-- start of SUPPLIED RECORDS --
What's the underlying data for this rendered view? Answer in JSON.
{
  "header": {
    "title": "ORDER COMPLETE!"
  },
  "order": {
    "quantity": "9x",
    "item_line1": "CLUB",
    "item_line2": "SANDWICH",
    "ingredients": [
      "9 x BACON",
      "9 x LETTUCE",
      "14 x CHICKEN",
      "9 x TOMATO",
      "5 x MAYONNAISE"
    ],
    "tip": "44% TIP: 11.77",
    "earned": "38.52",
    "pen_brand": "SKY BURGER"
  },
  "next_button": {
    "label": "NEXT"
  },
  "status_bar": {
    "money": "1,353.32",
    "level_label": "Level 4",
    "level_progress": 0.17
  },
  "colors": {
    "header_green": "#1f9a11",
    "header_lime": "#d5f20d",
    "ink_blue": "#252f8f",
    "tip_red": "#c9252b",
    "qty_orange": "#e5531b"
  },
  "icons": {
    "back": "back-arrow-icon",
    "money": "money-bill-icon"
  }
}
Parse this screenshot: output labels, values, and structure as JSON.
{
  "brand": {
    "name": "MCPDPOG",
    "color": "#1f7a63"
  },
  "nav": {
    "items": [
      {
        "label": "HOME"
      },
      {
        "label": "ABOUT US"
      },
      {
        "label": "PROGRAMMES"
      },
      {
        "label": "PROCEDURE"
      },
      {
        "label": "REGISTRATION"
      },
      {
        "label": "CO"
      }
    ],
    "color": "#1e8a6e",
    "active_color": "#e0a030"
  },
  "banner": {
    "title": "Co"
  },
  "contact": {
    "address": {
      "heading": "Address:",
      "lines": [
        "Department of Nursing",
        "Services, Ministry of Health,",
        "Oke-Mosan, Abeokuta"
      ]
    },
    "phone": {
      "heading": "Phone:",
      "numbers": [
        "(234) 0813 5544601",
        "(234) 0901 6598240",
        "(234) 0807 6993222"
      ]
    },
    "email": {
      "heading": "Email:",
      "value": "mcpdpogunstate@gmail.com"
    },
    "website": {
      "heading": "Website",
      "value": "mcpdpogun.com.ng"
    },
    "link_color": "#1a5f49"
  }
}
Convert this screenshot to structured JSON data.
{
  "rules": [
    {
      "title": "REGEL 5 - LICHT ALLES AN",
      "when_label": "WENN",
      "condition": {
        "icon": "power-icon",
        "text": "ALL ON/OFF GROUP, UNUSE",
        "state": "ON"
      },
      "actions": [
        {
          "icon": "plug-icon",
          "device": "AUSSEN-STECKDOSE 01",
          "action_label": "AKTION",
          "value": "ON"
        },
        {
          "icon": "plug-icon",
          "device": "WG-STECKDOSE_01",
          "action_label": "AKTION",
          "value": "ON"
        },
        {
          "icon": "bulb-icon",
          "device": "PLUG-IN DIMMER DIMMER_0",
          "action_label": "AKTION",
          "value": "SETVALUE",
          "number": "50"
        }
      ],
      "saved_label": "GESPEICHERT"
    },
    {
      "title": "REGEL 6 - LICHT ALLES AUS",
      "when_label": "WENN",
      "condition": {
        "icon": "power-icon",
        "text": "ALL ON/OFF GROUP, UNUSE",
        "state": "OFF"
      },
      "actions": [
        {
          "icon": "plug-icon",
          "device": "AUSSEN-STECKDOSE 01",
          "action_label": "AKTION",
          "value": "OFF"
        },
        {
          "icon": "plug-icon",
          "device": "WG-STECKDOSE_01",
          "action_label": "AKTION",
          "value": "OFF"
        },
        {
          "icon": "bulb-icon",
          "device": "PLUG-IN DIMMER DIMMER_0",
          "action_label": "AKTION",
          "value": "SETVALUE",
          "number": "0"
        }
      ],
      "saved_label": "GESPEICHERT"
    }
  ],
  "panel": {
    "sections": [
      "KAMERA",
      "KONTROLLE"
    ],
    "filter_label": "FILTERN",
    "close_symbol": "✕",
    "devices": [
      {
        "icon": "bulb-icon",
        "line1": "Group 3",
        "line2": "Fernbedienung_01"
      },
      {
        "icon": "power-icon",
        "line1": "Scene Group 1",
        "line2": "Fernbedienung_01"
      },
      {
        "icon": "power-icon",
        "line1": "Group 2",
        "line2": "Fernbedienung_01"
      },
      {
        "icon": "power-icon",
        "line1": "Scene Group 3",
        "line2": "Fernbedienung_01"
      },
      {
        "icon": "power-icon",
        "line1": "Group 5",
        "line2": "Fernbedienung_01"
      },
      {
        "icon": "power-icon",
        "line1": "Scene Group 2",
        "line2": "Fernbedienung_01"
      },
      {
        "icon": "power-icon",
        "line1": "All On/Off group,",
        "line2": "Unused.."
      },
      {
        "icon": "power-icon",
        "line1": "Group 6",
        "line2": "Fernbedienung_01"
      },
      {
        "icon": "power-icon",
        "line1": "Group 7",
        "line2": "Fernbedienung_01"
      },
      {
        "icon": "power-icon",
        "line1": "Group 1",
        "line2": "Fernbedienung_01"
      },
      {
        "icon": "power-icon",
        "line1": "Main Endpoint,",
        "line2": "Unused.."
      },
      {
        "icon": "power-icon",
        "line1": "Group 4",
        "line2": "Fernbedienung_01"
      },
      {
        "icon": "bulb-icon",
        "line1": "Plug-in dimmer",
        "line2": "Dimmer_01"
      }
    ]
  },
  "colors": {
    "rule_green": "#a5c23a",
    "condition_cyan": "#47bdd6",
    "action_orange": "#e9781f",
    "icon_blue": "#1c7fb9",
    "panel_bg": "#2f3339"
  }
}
-- end of SUPPLIED RECORDS --
• TASK TO COMPLETE: Pick out the lines containing the string "data" and show them.

• RIGHT ANSWER:
What's the underlying data for this rendered view? Answer in JSON.
Convert this screenshot to structured JSON data.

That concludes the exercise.